## Objective
Your task is to output the listing word for word, with pictures excluded.
┌─ Records
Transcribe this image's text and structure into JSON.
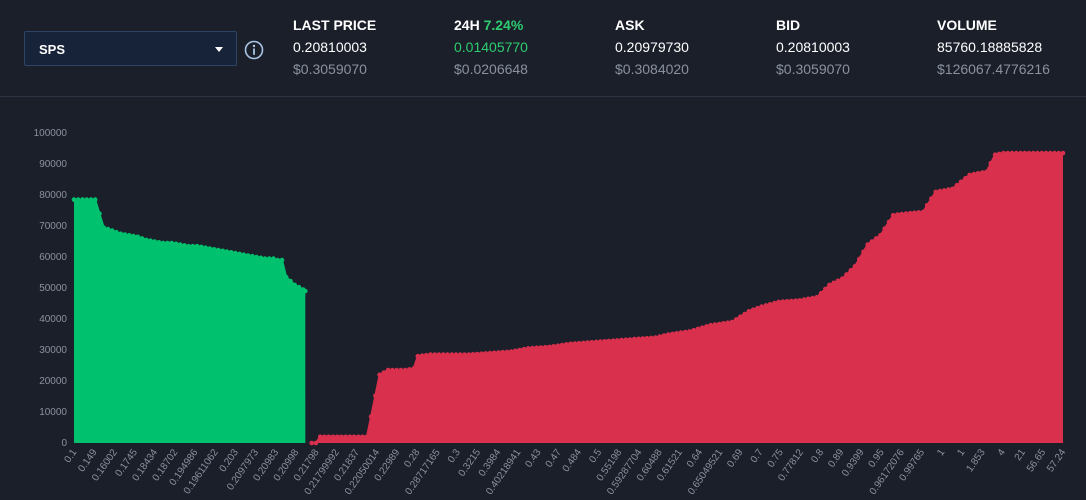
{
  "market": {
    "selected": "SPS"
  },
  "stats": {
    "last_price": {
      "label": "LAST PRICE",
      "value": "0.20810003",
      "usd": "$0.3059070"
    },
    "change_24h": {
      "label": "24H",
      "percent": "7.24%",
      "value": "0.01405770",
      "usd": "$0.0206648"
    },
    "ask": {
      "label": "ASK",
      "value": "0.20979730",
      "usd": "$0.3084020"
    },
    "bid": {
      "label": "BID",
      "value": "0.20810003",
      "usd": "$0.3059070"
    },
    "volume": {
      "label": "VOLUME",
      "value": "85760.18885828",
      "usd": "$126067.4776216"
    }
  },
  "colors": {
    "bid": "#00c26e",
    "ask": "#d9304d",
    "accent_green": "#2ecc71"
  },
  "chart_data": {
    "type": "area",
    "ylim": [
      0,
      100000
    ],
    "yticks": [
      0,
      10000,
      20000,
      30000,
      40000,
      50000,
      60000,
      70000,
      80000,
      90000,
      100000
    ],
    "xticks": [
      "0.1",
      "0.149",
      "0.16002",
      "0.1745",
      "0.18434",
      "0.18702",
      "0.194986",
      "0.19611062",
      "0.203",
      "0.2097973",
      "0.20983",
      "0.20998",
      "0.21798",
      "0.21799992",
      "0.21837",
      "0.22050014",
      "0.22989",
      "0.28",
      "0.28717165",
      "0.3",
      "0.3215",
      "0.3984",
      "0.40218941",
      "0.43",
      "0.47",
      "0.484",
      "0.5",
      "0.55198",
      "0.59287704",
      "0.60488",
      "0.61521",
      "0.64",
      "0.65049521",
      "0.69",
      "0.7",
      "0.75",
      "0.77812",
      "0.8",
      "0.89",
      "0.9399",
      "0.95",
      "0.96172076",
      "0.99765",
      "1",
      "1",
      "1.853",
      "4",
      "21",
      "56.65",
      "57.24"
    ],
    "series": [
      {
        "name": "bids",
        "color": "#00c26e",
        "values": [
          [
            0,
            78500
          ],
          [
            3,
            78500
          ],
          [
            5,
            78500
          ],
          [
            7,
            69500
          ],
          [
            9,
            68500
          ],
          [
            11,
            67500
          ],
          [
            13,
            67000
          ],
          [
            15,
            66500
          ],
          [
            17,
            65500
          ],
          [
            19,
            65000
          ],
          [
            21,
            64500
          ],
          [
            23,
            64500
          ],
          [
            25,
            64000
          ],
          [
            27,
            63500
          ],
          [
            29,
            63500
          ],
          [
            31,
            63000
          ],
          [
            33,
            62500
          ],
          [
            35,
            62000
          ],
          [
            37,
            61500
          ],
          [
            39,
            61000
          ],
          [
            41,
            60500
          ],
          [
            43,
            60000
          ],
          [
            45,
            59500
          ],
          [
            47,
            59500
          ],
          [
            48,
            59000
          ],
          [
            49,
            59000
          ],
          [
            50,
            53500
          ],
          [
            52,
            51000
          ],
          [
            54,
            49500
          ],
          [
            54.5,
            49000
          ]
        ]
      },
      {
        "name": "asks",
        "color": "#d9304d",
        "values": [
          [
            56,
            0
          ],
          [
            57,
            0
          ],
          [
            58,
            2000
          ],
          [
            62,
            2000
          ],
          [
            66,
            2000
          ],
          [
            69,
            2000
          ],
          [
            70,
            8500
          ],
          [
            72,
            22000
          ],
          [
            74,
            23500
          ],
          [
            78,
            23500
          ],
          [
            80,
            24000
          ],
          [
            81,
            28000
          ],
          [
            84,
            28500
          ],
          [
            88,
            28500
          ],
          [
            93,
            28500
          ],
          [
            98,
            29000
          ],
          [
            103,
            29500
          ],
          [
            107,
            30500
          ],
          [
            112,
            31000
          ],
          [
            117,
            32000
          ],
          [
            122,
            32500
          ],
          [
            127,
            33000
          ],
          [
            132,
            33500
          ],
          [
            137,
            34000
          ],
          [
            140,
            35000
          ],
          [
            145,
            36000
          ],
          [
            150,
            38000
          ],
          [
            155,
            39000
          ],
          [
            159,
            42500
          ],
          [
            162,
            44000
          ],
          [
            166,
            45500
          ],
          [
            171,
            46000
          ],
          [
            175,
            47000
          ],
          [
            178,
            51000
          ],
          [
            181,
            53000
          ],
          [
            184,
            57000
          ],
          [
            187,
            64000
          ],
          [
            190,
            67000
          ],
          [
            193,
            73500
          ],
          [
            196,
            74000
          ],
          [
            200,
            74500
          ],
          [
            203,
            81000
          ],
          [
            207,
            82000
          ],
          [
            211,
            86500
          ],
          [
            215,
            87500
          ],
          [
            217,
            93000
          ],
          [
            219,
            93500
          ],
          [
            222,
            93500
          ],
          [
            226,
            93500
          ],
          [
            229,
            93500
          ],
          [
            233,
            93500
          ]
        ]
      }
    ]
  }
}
└─
## Answer to the task
Transcribe this image's text and structure into JSON.
{
  "market": {
    "selected": "SPS"
  },
  "stats": {
    "last_price": {
      "label": "LAST PRICE",
      "value": "0.20810003",
      "usd": "$0.3059070"
    },
    "change_24h": {
      "label": "24H",
      "percent": "7.24%",
      "value": "0.01405770",
      "usd": "$0.0206648"
    },
    "ask": {
      "label": "ASK",
      "value": "0.20979730",
      "usd": "$0.3084020"
    },
    "bid": {
      "label": "BID",
      "value": "0.20810003",
      "usd": "$0.3059070"
    },
    "volume": {
      "label": "VOLUME",
      "value": "85760.18885828",
      "usd": "$126067.4776216"
    }
  },
  "colors": {
    "bid": "#00c26e",
    "ask": "#d9304d",
    "accent_green": "#2ecc71"
  },
  "chart_data": {
    "type": "area",
    "ylim": [
      0,
      100000
    ],
    "yticks": [
      0,
      10000,
      20000,
      30000,
      40000,
      50000,
      60000,
      70000,
      80000,
      90000,
      100000
    ],
    "xticks": [
      "0.1",
      "0.149",
      "0.16002",
      "0.1745",
      "0.18434",
      "0.18702",
      "0.194986",
      "0.19611062",
      "0.203",
      "0.2097973",
      "0.20983",
      "0.20998",
      "0.21798",
      "0.21799992",
      "0.21837",
      "0.22050014",
      "0.22989",
      "0.28",
      "0.28717165",
      "0.3",
      "0.3215",
      "0.3984",
      "0.40218941",
      "0.43",
      "0.47",
      "0.484",
      "0.5",
      "0.55198",
      "0.59287704",
      "0.60488",
      "0.61521",
      "0.64",
      "0.65049521",
      "0.69",
      "0.7",
      "0.75",
      "0.77812",
      "0.8",
      "0.89",
      "0.9399",
      "0.95",
      "0.96172076",
      "0.99765",
      "1",
      "1",
      "1.853",
      "4",
      "21",
      "56.65",
      "57.24"
    ],
    "series": [
      {
        "name": "bids",
        "color": "#00c26e",
        "values": [
          [
            0,
            78500
          ],
          [
            3,
            78500
          ],
          [
            5,
            78500
          ],
          [
            7,
            69500
          ],
          [
            9,
            68500
          ],
          [
            11,
            67500
          ],
          [
            13,
            67000
          ],
          [
            15,
            66500
          ],
          [
            17,
            65500
          ],
          [
            19,
            65000
          ],
          [
            21,
            64500
          ],
          [
            23,
            64500
          ],
          [
            25,
            64000
          ],
          [
            27,
            63500
          ],
          [
            29,
            63500
          ],
          [
            31,
            63000
          ],
          [
            33,
            62500
          ],
          [
            35,
            62000
          ],
          [
            37,
            61500
          ],
          [
            39,
            61000
          ],
          [
            41,
            60500
          ],
          [
            43,
            60000
          ],
          [
            45,
            59500
          ],
          [
            47,
            59500
          ],
          [
            48,
            59000
          ],
          [
            49,
            59000
          ],
          [
            50,
            53500
          ],
          [
            52,
            51000
          ],
          [
            54,
            49500
          ],
          [
            54.5,
            49000
          ]
        ]
      },
      {
        "name": "asks",
        "color": "#d9304d",
        "values": [
          [
            56,
            0
          ],
          [
            57,
            0
          ],
          [
            58,
            2000
          ],
          [
            62,
            2000
          ],
          [
            66,
            2000
          ],
          [
            69,
            2000
          ],
          [
            70,
            8500
          ],
          [
            72,
            22000
          ],
          [
            74,
            23500
          ],
          [
            78,
            23500
          ],
          [
            80,
            24000
          ],
          [
            81,
            28000
          ],
          [
            84,
            28500
          ],
          [
            88,
            28500
          ],
          [
            93,
            28500
          ],
          [
            98,
            29000
          ],
          [
            103,
            29500
          ],
          [
            107,
            30500
          ],
          [
            112,
            31000
          ],
          [
            117,
            32000
          ],
          [
            122,
            32500
          ],
          [
            127,
            33000
          ],
          [
            132,
            33500
          ],
          [
            137,
            34000
          ],
          [
            140,
            35000
          ],
          [
            145,
            36000
          ],
          [
            150,
            38000
          ],
          [
            155,
            39000
          ],
          [
            159,
            42500
          ],
          [
            162,
            44000
          ],
          [
            166,
            45500
          ],
          [
            171,
            46000
          ],
          [
            175,
            47000
          ],
          [
            178,
            51000
          ],
          [
            181,
            53000
          ],
          [
            184,
            57000
          ],
          [
            187,
            64000
          ],
          [
            190,
            67000
          ],
          [
            193,
            73500
          ],
          [
            196,
            74000
          ],
          [
            200,
            74500
          ],
          [
            203,
            81000
          ],
          [
            207,
            82000
          ],
          [
            211,
            86500
          ],
          [
            215,
            87500
          ],
          [
            217,
            93000
          ],
          [
            219,
            93500
          ],
          [
            222,
            93500
          ],
          [
            226,
            93500
          ],
          [
            229,
            93500
          ],
          [
            233,
            93500
          ]
        ]
      }
    ]
  }
}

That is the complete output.